#### Given request:
Locate all lines in the data below that hold "EPAC" and show them.

#### Input data:
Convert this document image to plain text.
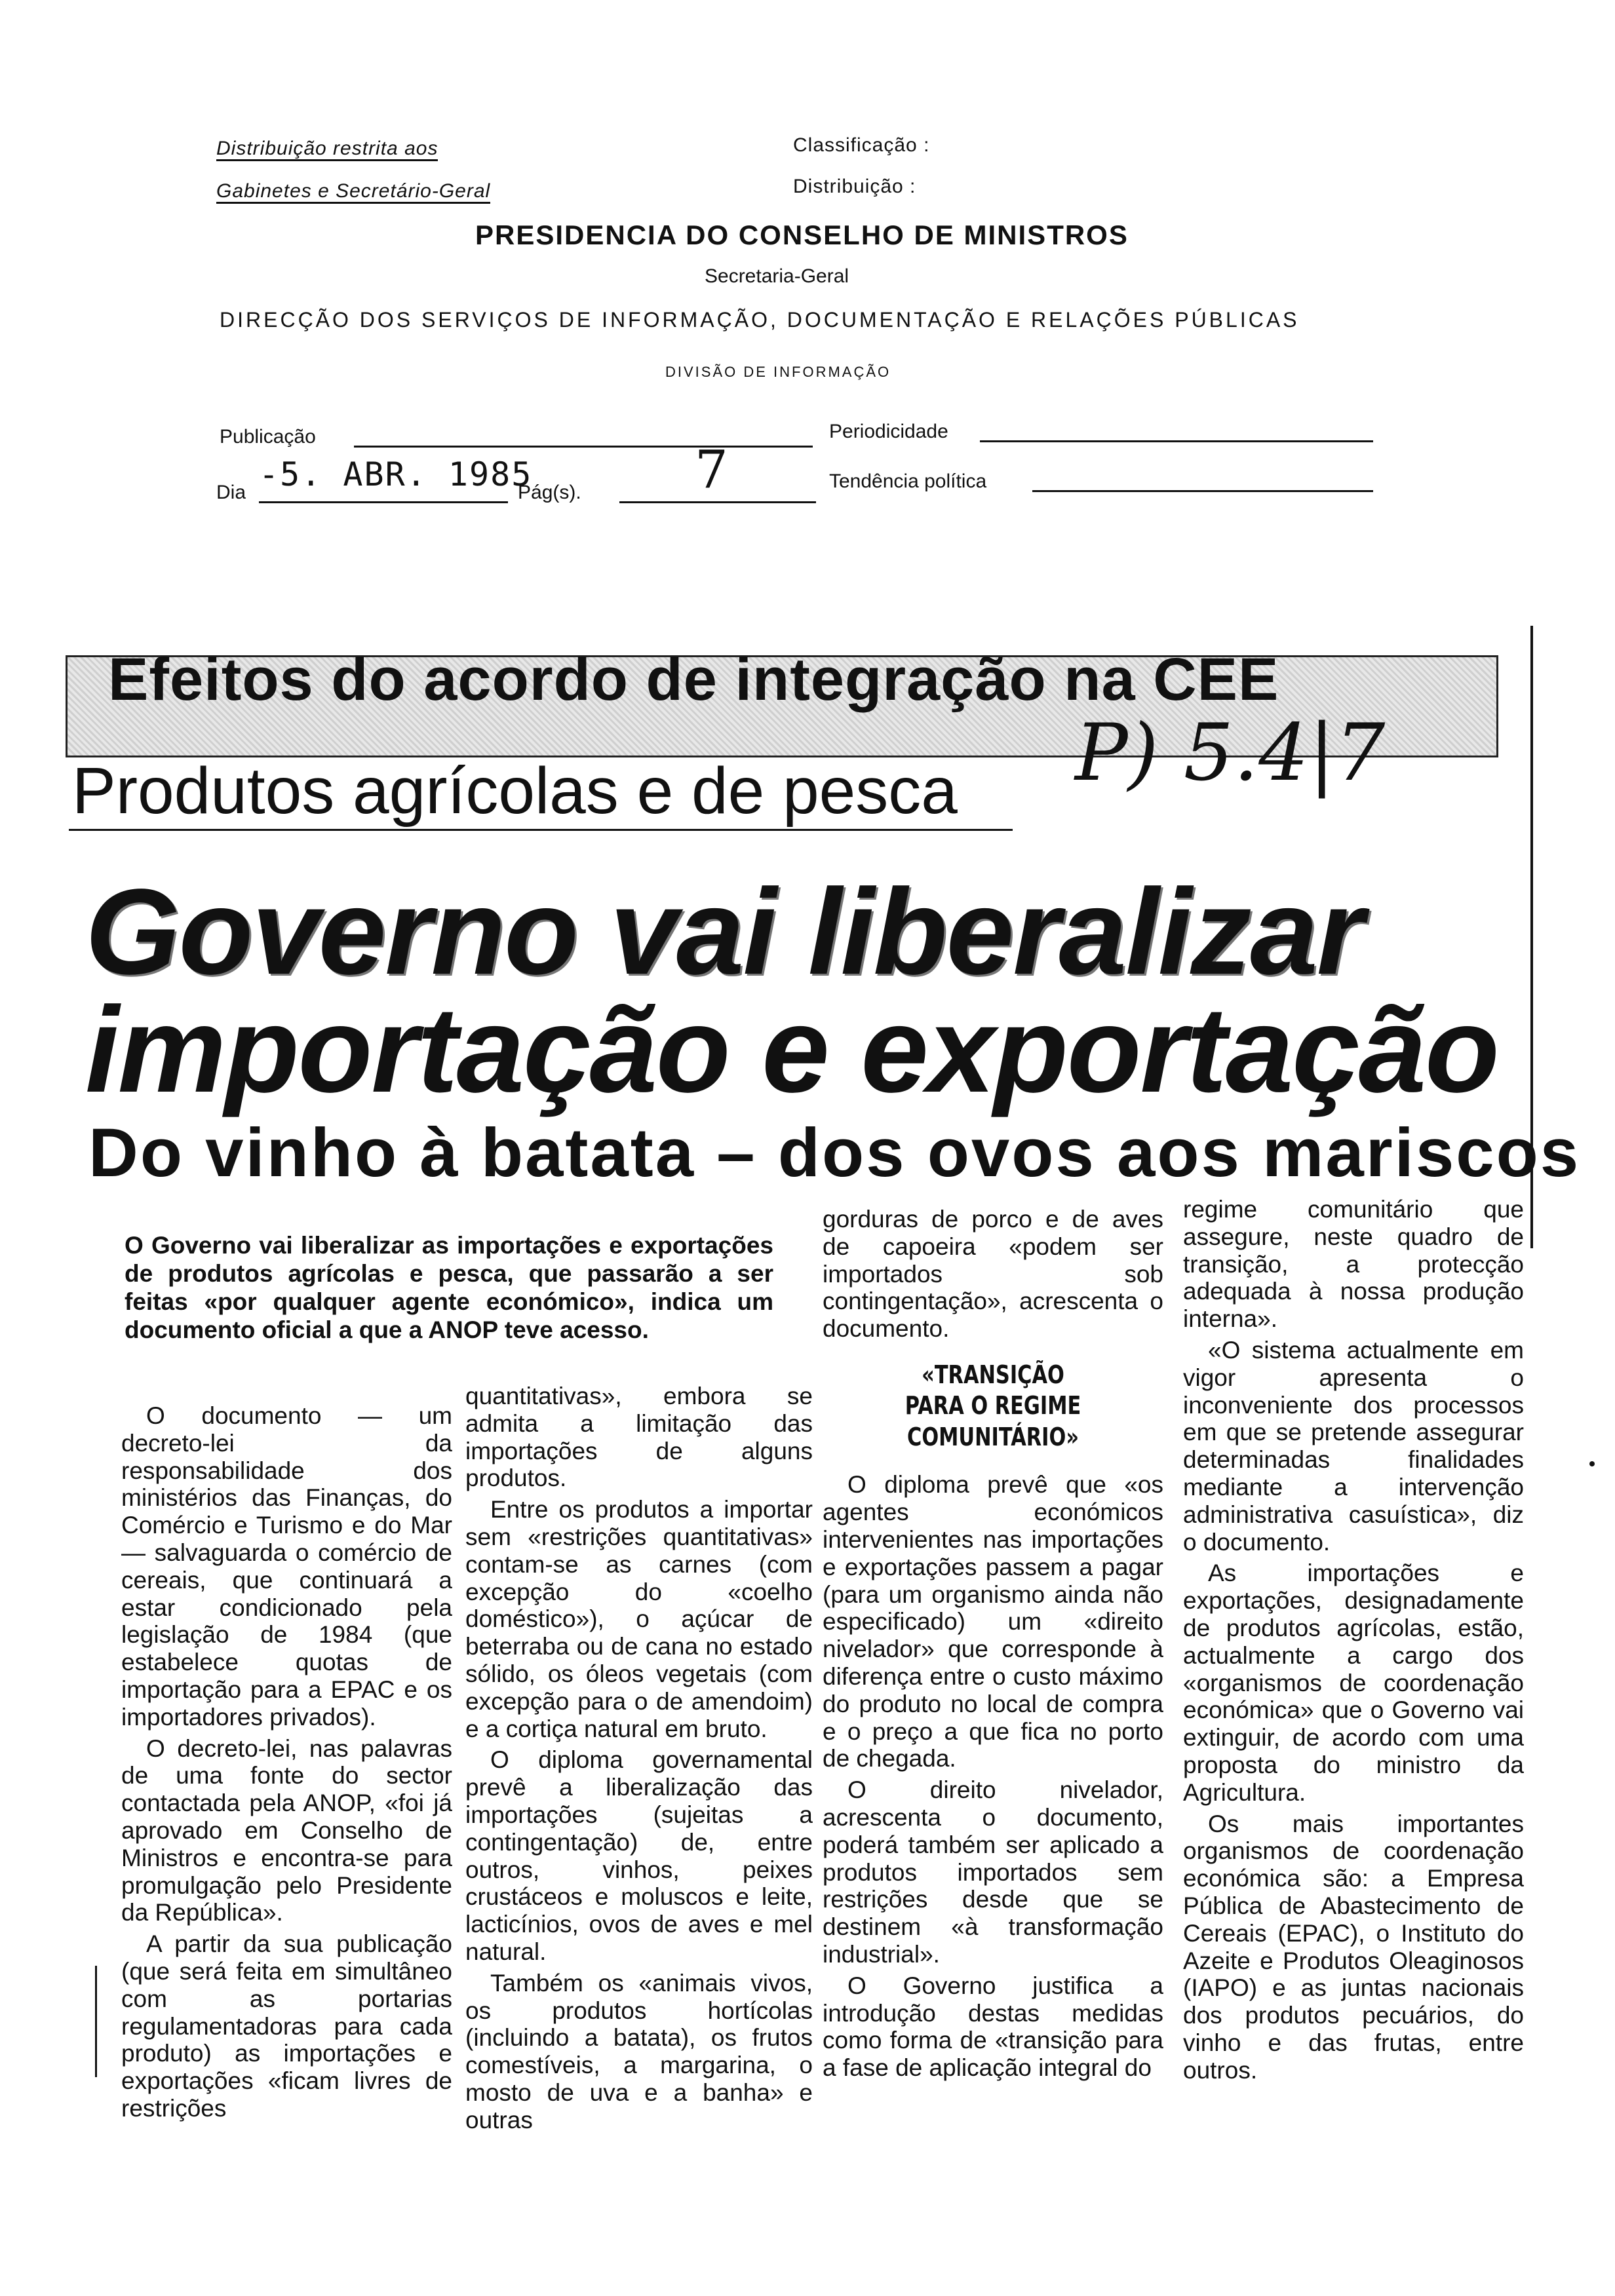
Distribuição restrita aos
Gabinetes e Secretário-Geral
Classificação :
Distribuição :
PRESIDENCIA DO CONSELHO DE MINISTROS
Secretaria-Geral
DIRECÇÃO DOS SERVIÇOS DE INFORMAÇÃO, DOCUMENTAÇÃO E RELAÇÕES PÚBLICAS
DIVISÃO DE INFORMAÇÃO
Publicação	Periodicidade
Dia -5. ABR. 1985
Pág(s). 7	Tendência política
Efeitos do acordo de integração na CEE
Produtos agrícolas e de pesca P) 5.4|7
Governo vai liberalizar
importação e exportação
Do vinho à batata – dos ovos aos mariscos
O Governo vai liberalizar as importações e exportações de produtos agrícolas e pesca, que passarão a ser feitas «por qualquer agente económico», indica um documento oficial a que a ANOP teve acesso.

O documento — um decreto-lei da responsabilidade dos ministérios das Finanças, do Comércio e Turismo e do Mar — salvaguarda o comércio de cereais, que continuará a estar condicionado pela legislação de 1984 (que estabelece quotas de importação para a EPAC e os importadores privados).

O decreto-lei, nas palavras de uma fonte do sector contactada pela ANOP, «foi já aprovado em Conselho de Ministros e encontra-se para promulgação pelo Presidente da República».

A partir da sua publicação (que será feita em simultâneo com as portarias regulamentadoras para cada produto) as importações e exportações «ficam livres de restrições

quantitativas», embora se admita a limitação das importações de alguns produtos.

Entre os produtos a importar sem «restrições quantitativas» contam-se as carnes (com excepção do «coelho doméstico»), o açúcar de beterraba ou de cana no estado sólido, os óleos vegetais (com excepção para o de amendoim) e a cortiça natural em bruto.

O diploma governamental prevê a liberalização das importações (sujeitas a contingentação) de, entre outros, vinhos, peixes crustáceos e moluscos e leite, lacticínios, ovos de aves e mel natural.

Também os «animais vivos, os produtos hortícolas (incluindo a batata), os frutos comestíveis, a margarina, o mosto de uva e a banha» e outras

gorduras de porco e de aves de capoeira «podem ser importados sob contingentação», acrescenta o documento.

«TRANSIÇÃO
PARA O REGIME
COMUNITÁRIO»

O diploma prevê que «os agentes económicos intervenientes nas importações e exportações passem a pagar (para um organismo ainda não especificado) um «direito nivelador» que corresponde à diferença entre o custo máximo do produto no local de compra e o preço a que fica no porto de chegada.

O direito nivelador, acrescenta o documento, poderá também ser aplicado a produtos importados sem restrições desde que se destinem «à transformação industrial».

O Governo justifica a introdução destas medidas como forma de «transição para a fase de aplicação integral do

regime comunitário que assegure, neste quadro de transição, a protecção adequada à nossa produção interna».

«O sistema actualmente em vigor apresenta o inconveniente dos processos em que se pretende assegurar determinadas finalidades mediante a intervenção administrativa casuística», diz o documento.

As importações e exportações, designadamente de produtos agrícolas, estão, actualmente a cargo dos «organismos de coordenação económica» que o Governo vai extinguir, de acordo com uma proposta do ministro da Agricultura.

Os mais importantes organismos de coordenação económica são: a Empresa Pública de Abastecimento de Cereais (EPAC), o Instituto do Azeite e Produtos Oleaginosos (IAPO) e as juntas nacionais dos produtos pecuários, do vinho e das frutas, entre outros.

#### Written solution:
O documento — um decreto-lei da responsabilidade dos ministérios das Finanças, do Comércio e Turismo e do Mar — salvaguarda o comércio de cereais, que continuará a estar condicionado pela legislação de 1984 (que estabelece quotas de importação para a EPAC e os importadores privados).
Os mais importantes organismos de coordenação económica são: a Empresa Pública de Abastecimento de Cereais (EPAC), o Instituto do Azeite e Produtos Oleaginosos (IAPO) e as juntas nacionais dos produtos pecuários, do vinho e das frutas, entre outros.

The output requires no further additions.